Given problem: Leave the pictures out and print every record below exactly as it stands.
* START Records shown *
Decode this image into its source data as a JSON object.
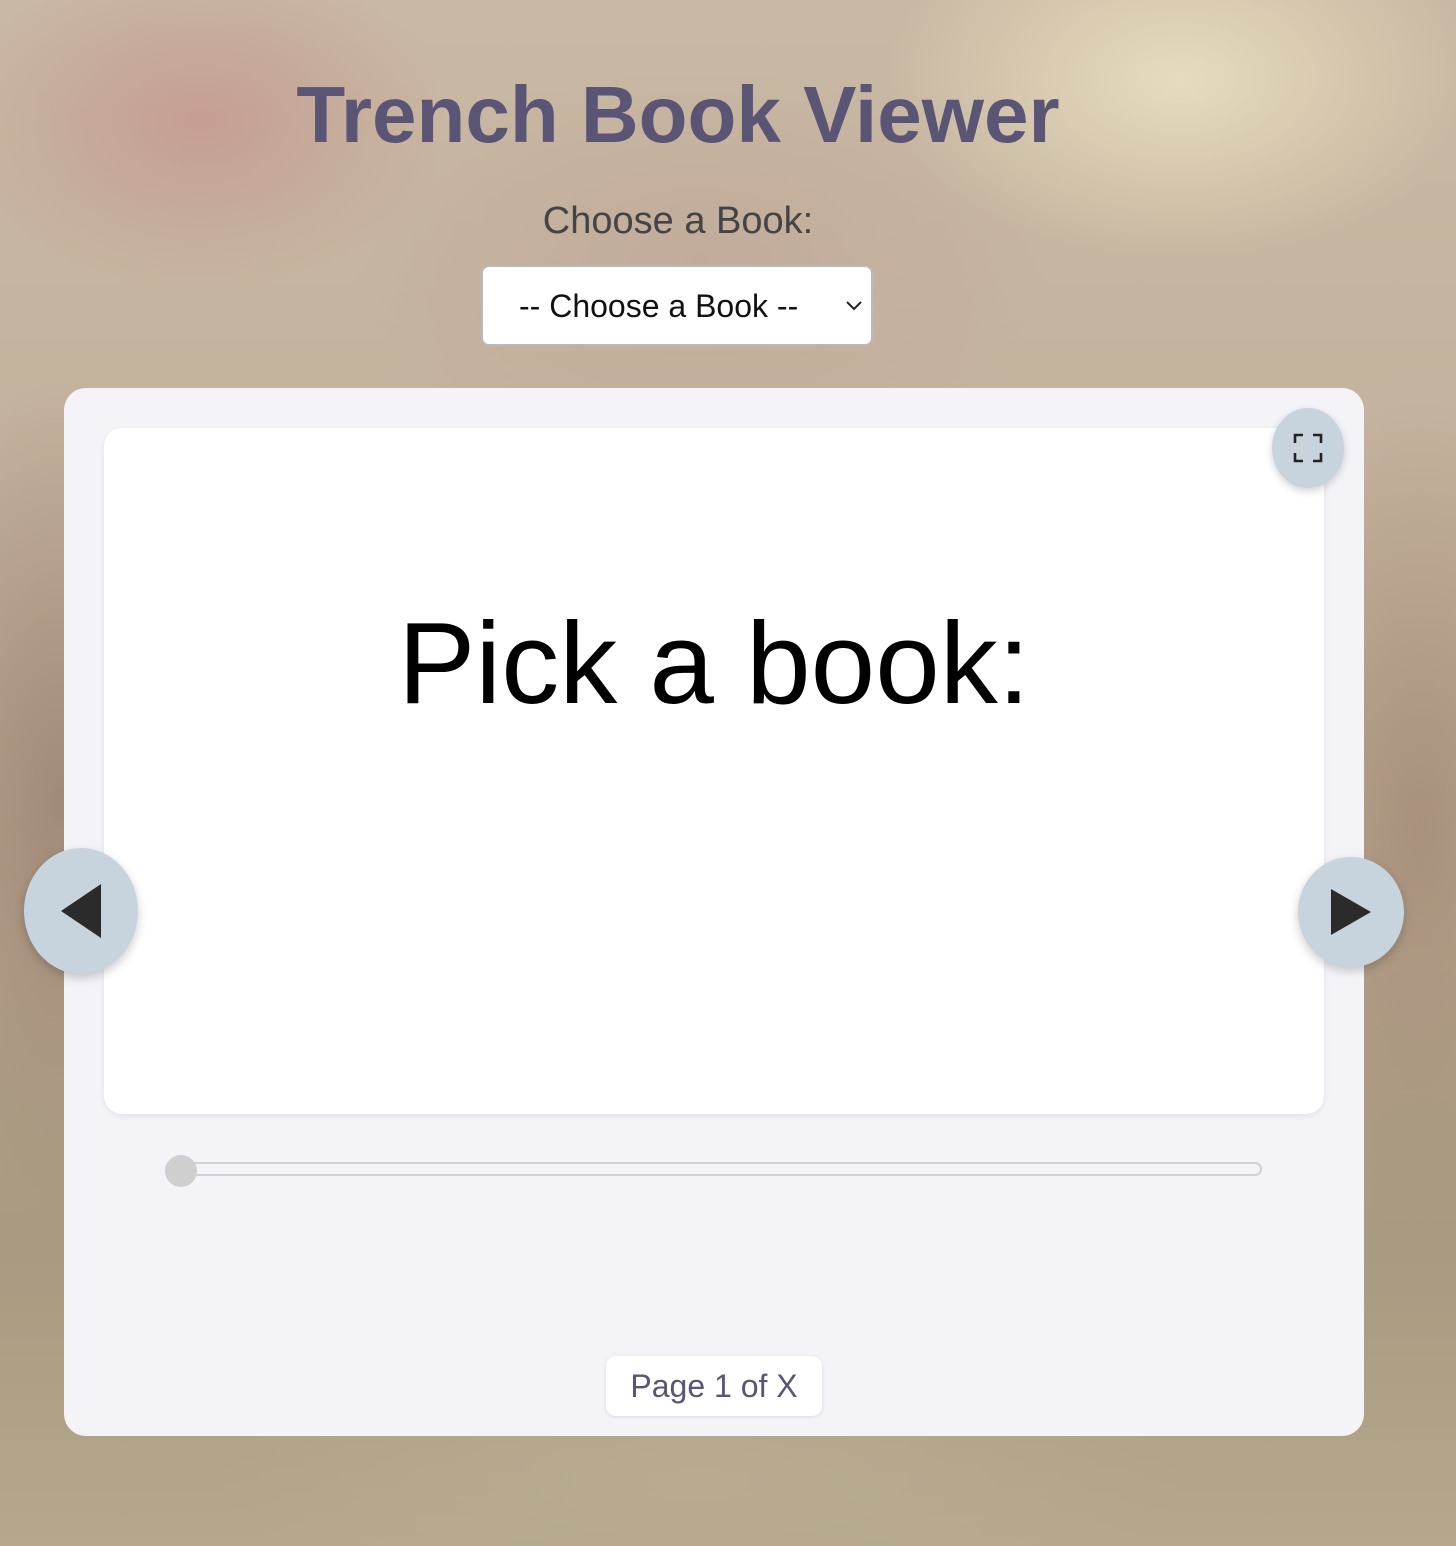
{
  "header": {
    "title": "Trench Book Viewer"
  },
  "book_picker": {
    "label": "Choose a Book:",
    "selected_value": "-- Choose a Book --"
  },
  "viewer": {
    "page_text": "Pick a book:",
    "page_indicator": "Page 1 of X",
    "slider_position": 0
  },
  "icons": {
    "fullscreen": "fullscreen-icon",
    "prev": "triangle-left-icon",
    "next": "triangle-right-icon",
    "select_chevron": "chevron-down-icon"
  },
  "colors": {
    "title": "#5a5575",
    "nav_button": "#c7d4de",
    "card_background": "#f4f3f8"
  }
}
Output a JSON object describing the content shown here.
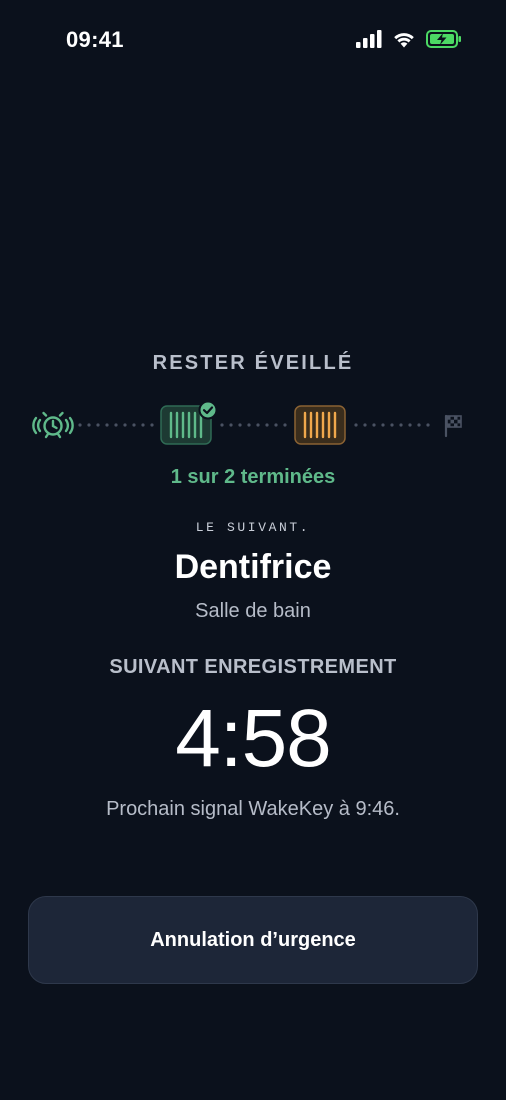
{
  "status_bar": {
    "time": "09:41",
    "icons": [
      "cellular-signal-icon",
      "wifi-icon",
      "battery-charging-icon"
    ],
    "battery_color": "#4cd964"
  },
  "routine": {
    "title": "RESTER ÉVEILLÉ",
    "steps": [
      {
        "icon": "alarm-clock-icon",
        "state": "start"
      },
      {
        "icon": "barcode-icon",
        "state": "completed"
      },
      {
        "icon": "barcode-icon",
        "state": "current"
      },
      {
        "icon": "checkered-flag-icon",
        "state": "finish"
      }
    ],
    "progress_text": "1 sur 2 terminées",
    "colors": {
      "completed": "#5fb98a",
      "current": "#f0a84c",
      "finish": "#4a5262",
      "dots": "#4a5262"
    }
  },
  "next": {
    "label": "LE SUIVANT.",
    "name": "Dentifrice",
    "room": "Salle de bain"
  },
  "timer": {
    "label": "SUIVANT ENREGISTREMENT",
    "value": "4:58",
    "signal_text": "Prochain signal WakeKey à 9:46."
  },
  "actions": {
    "emergency_label": "Annulation d’urgence"
  }
}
* END Records shown *
Output:
Decode this image into its source data as a JSON object.
{
  "header": {
    "title": "Trench Book Viewer"
  },
  "book_picker": {
    "label": "Choose a Book:",
    "selected_value": "-- Choose a Book --"
  },
  "viewer": {
    "page_text": "Pick a book:",
    "page_indicator": "Page 1 of X",
    "slider_position": 0
  },
  "icons": {
    "fullscreen": "fullscreen-icon",
    "prev": "triangle-left-icon",
    "next": "triangle-right-icon",
    "select_chevron": "chevron-down-icon"
  },
  "colors": {
    "title": "#5a5575",
    "nav_button": "#c7d4de",
    "card_background": "#f4f3f8"
  }
}
Output a JSON object describing the content shown here.
{
  "status_bar": {
    "time": "09:41",
    "icons": [
      "cellular-signal-icon",
      "wifi-icon",
      "battery-charging-icon"
    ],
    "battery_color": "#4cd964"
  },
  "routine": {
    "title": "RESTER ÉVEILLÉ",
    "steps": [
      {
        "icon": "alarm-clock-icon",
        "state": "start"
      },
      {
        "icon": "barcode-icon",
        "state": "completed"
      },
      {
        "icon": "barcode-icon",
        "state": "current"
      },
      {
        "icon": "checkered-flag-icon",
        "state": "finish"
      }
    ],
    "progress_text": "1 sur 2 terminées",
    "colors": {
      "completed": "#5fb98a",
      "current": "#f0a84c",
      "finish": "#4a5262",
      "dots": "#4a5262"
    }
  },
  "next": {
    "label": "LE SUIVANT.",
    "name": "Dentifrice",
    "room": "Salle de bain"
  },
  "timer": {
    "label": "SUIVANT ENREGISTREMENT",
    "value": "4:58",
    "signal_text": "Prochain signal WakeKey à 9:46."
  },
  "actions": {
    "emergency_label": "Annulation d’urgence"
  }
}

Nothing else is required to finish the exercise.